### Task objective
Under this task are some entries; return every one of them exactly.

### Records
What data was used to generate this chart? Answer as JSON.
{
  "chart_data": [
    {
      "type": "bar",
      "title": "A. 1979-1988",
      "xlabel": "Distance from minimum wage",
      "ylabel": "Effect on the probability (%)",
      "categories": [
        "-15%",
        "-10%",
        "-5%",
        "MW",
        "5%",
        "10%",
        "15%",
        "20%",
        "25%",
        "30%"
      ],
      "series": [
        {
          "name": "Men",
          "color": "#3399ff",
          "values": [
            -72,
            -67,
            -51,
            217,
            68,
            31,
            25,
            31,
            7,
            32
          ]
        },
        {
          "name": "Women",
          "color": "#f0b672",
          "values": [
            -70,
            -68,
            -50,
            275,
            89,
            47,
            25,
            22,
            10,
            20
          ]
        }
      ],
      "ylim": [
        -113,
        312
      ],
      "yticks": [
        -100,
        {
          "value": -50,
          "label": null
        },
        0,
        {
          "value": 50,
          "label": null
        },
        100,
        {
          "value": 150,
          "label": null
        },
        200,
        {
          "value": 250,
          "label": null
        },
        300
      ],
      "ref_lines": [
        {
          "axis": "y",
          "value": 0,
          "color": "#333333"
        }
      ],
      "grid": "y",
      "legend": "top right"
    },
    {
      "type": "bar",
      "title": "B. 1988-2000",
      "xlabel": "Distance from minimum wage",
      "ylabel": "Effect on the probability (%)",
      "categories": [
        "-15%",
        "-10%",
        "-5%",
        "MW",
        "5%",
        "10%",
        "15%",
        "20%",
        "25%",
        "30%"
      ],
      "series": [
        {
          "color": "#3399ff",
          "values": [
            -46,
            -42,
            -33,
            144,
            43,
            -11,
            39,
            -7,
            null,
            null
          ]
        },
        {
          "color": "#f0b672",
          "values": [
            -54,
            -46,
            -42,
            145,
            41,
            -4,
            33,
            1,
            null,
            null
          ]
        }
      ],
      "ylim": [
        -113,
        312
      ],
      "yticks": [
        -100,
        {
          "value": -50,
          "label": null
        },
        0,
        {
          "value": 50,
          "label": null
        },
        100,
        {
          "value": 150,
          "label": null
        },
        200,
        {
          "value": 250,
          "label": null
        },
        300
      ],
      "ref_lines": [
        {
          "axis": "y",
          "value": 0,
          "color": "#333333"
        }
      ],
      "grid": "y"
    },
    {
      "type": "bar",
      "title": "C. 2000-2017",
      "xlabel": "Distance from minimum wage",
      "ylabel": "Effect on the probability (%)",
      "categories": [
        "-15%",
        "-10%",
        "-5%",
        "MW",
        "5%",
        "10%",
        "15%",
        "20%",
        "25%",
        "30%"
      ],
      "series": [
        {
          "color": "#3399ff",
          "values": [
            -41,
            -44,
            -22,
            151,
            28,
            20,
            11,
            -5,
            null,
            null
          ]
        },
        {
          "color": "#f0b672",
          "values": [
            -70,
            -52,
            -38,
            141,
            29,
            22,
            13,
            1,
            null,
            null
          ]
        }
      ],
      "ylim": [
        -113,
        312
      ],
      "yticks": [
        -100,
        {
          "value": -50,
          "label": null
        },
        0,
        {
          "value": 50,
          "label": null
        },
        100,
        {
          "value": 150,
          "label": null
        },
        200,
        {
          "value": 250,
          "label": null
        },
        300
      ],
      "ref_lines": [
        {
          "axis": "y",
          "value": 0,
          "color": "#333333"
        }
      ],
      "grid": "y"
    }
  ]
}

### Full response
What data was used to generate this chart? Answer as JSON.
{
  "chart_data": [
    {
      "type": "bar",
      "title": "A. 1979-1988",
      "xlabel": "Distance from minimum wage",
      "ylabel": "Effect on the probability (%)",
      "categories": [
        "-15%",
        "-10%",
        "-5%",
        "MW",
        "5%",
        "10%",
        "15%",
        "20%",
        "25%",
        "30%"
      ],
      "series": [
        {
          "name": "Men",
          "color": "#3399ff",
          "values": [
            -72,
            -67,
            -51,
            217,
            68,
            31,
            25,
            31,
            7,
            32
          ]
        },
        {
          "name": "Women",
          "color": "#f0b672",
          "values": [
            -70,
            -68,
            -50,
            275,
            89,
            47,
            25,
            22,
            10,
            20
          ]
        }
      ],
      "ylim": [
        -113,
        312
      ],
      "yticks": [
        -100,
        {
          "value": -50,
          "label": null
        },
        0,
        {
          "value": 50,
          "label": null
        },
        100,
        {
          "value": 150,
          "label": null
        },
        200,
        {
          "value": 250,
          "label": null
        },
        300
      ],
      "ref_lines": [
        {
          "axis": "y",
          "value": 0,
          "color": "#333333"
        }
      ],
      "grid": "y",
      "legend": "top right"
    },
    {
      "type": "bar",
      "title": "B. 1988-2000",
      "xlabel": "Distance from minimum wage",
      "ylabel": "Effect on the probability (%)",
      "categories": [
        "-15%",
        "-10%",
        "-5%",
        "MW",
        "5%",
        "10%",
        "15%",
        "20%",
        "25%",
        "30%"
      ],
      "series": [
        {
          "color": "#3399ff",
          "values": [
            -46,
            -42,
            -33,
            144,
            43,
            -11,
            39,
            -7,
            null,
            null
          ]
        },
        {
          "color": "#f0b672",
          "values": [
            -54,
            -46,
            -42,
            145,
            41,
            -4,
            33,
            1,
            null,
            null
          ]
        }
      ],
      "ylim": [
        -113,
        312
      ],
      "yticks": [
        -100,
        {
          "value": -50,
          "label": null
        },
        0,
        {
          "value": 50,
          "label": null
        },
        100,
        {
          "value": 150,
          "label": null
        },
        200,
        {
          "value": 250,
          "label": null
        },
        300
      ],
      "ref_lines": [
        {
          "axis": "y",
          "value": 0,
          "color": "#333333"
        }
      ],
      "grid": "y"
    },
    {
      "type": "bar",
      "title": "C. 2000-2017",
      "xlabel": "Distance from minimum wage",
      "ylabel": "Effect on the probability (%)",
      "categories": [
        "-15%",
        "-10%",
        "-5%",
        "MW",
        "5%",
        "10%",
        "15%",
        "20%",
        "25%",
        "30%"
      ],
      "series": [
        {
          "color": "#3399ff",
          "values": [
            -41,
            -44,
            -22,
            151,
            28,
            20,
            11,
            -5,
            null,
            null
          ]
        },
        {
          "color": "#f0b672",
          "values": [
            -70,
            -52,
            -38,
            141,
            29,
            22,
            13,
            1,
            null,
            null
          ]
        }
      ],
      "ylim": [
        -113,
        312
      ],
      "yticks": [
        -100,
        {
          "value": -50,
          "label": null
        },
        0,
        {
          "value": 50,
          "label": null
        },
        100,
        {
          "value": 150,
          "label": null
        },
        200,
        {
          "value": 250,
          "label": null
        },
        300
      ],
      "ref_lines": [
        {
          "axis": "y",
          "value": 0,
          "color": "#333333"
        }
      ],
      "grid": "y"
    }
  ]
}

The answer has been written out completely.